WHAT IS EXPECTED:
Pull out every line containing the string "content".

DATA FOR THIS TASK:

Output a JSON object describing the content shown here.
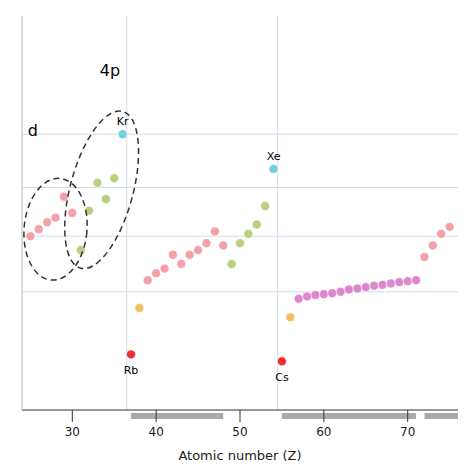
{
  "chart_data": {
    "type": "scatter",
    "xlabel": "Atomic number (Z)",
    "x": [
      25,
      26,
      27,
      28,
      29,
      30,
      31,
      32,
      33,
      34,
      35,
      36,
      37,
      38,
      39,
      40,
      41,
      42,
      43,
      44,
      45,
      46,
      47,
      48,
      49,
      50,
      51,
      52,
      53,
      54,
      55,
      56,
      57,
      58,
      59,
      60,
      61,
      62,
      63,
      64,
      65,
      66,
      67,
      68,
      69,
      70,
      71,
      72,
      73,
      74,
      75
    ],
    "values": [
      0.475,
      0.49,
      0.505,
      0.515,
      0.56,
      0.525,
      0.445,
      0.53,
      0.59,
      0.555,
      0.6,
      0.695,
      0.22,
      0.32,
      0.38,
      0.395,
      0.405,
      0.435,
      0.415,
      0.435,
      0.445,
      0.46,
      0.485,
      0.455,
      0.415,
      0.46,
      0.48,
      0.5,
      0.54,
      0.62,
      0.205,
      0.3,
      0.34,
      0.345,
      0.348,
      0.35,
      0.352,
      0.355,
      0.36,
      0.362,
      0.365,
      0.368,
      0.37,
      0.373,
      0.376,
      0.378,
      0.38,
      0.43,
      0.455,
      0.48,
      0.495
    ],
    "colors": [
      "#f4a0a8",
      "#f4a0a8",
      "#f4a0a8",
      "#f4a0a8",
      "#f4a0a8",
      "#f4a0a8",
      "#b8d080",
      "#b8d080",
      "#b8d080",
      "#b8d080",
      "#b8d080",
      "#70d0e0",
      "#e83030",
      "#f0c060",
      "#f4a0a8",
      "#f4a0a8",
      "#f4a0a8",
      "#f4a0a8",
      "#f4a0a8",
      "#f4a0a8",
      "#f4a0a8",
      "#f4a0a8",
      "#f4a0a8",
      "#f4a0a8",
      "#b8d080",
      "#b8d080",
      "#b8d080",
      "#b8d080",
      "#b8d080",
      "#70d0e0",
      "#e83030",
      "#f0c060",
      "#dd88cc",
      "#dd88cc",
      "#dd88cc",
      "#dd88cc",
      "#dd88cc",
      "#dd88cc",
      "#dd88cc",
      "#dd88cc",
      "#dd88cc",
      "#dd88cc",
      "#dd88cc",
      "#dd88cc",
      "#dd88cc",
      "#dd88cc",
      "#dd88cc",
      "#f4a0a8",
      "#f4a0a8",
      "#f4a0a8",
      "#f4a0a8"
    ],
    "labels": [
      null,
      null,
      null,
      null,
      null,
      null,
      null,
      null,
      null,
      null,
      null,
      "Kr",
      "Rb",
      null,
      null,
      null,
      null,
      null,
      null,
      null,
      null,
      null,
      null,
      null,
      null,
      null,
      null,
      null,
      null,
      "Xe",
      "Cs",
      null,
      null,
      null,
      null,
      null,
      null,
      null,
      null,
      null,
      null,
      null,
      null,
      null,
      null,
      null,
      null,
      null,
      null,
      null,
      null
    ],
    "xlim": [
      24,
      76
    ],
    "xticks": [
      30,
      40,
      50,
      60,
      70
    ],
    "ylim": [
      0.1,
      0.95
    ],
    "tick_labels": "x",
    "hlines": [
      0.695,
      0.58,
      0.475,
      0.355
    ],
    "vlines": [
      36.5,
      54.5
    ],
    "annotations": [
      {
        "text": "4p",
        "x": 34.5,
        "y": 0.83
      },
      {
        "text": "d",
        "x": 25.3,
        "y": 0.7
      }
    ],
    "ellipses": [
      {
        "x": 33.5,
        "y": 0.575,
        "width": 7.5,
        "height": 0.35
      },
      {
        "x": 28.0,
        "y": 0.49,
        "width": 7.5,
        "height": 0.22
      }
    ],
    "block_bars": [
      {
        "start": 37,
        "end": 48
      },
      {
        "start": 55,
        "end": 71
      },
      {
        "start": 72,
        "end": 76
      }
    ]
  }
}
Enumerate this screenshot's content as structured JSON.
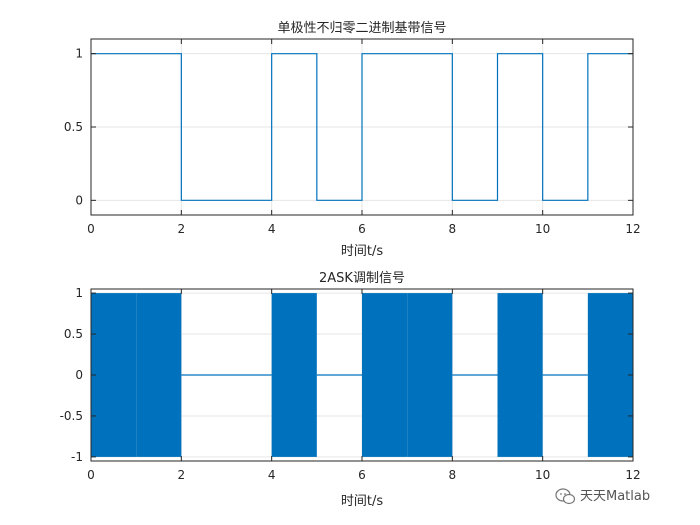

FULL ANSWER:
Output a JSON object describing the content shown here.
Enumerate this screenshot's content as structured JSON.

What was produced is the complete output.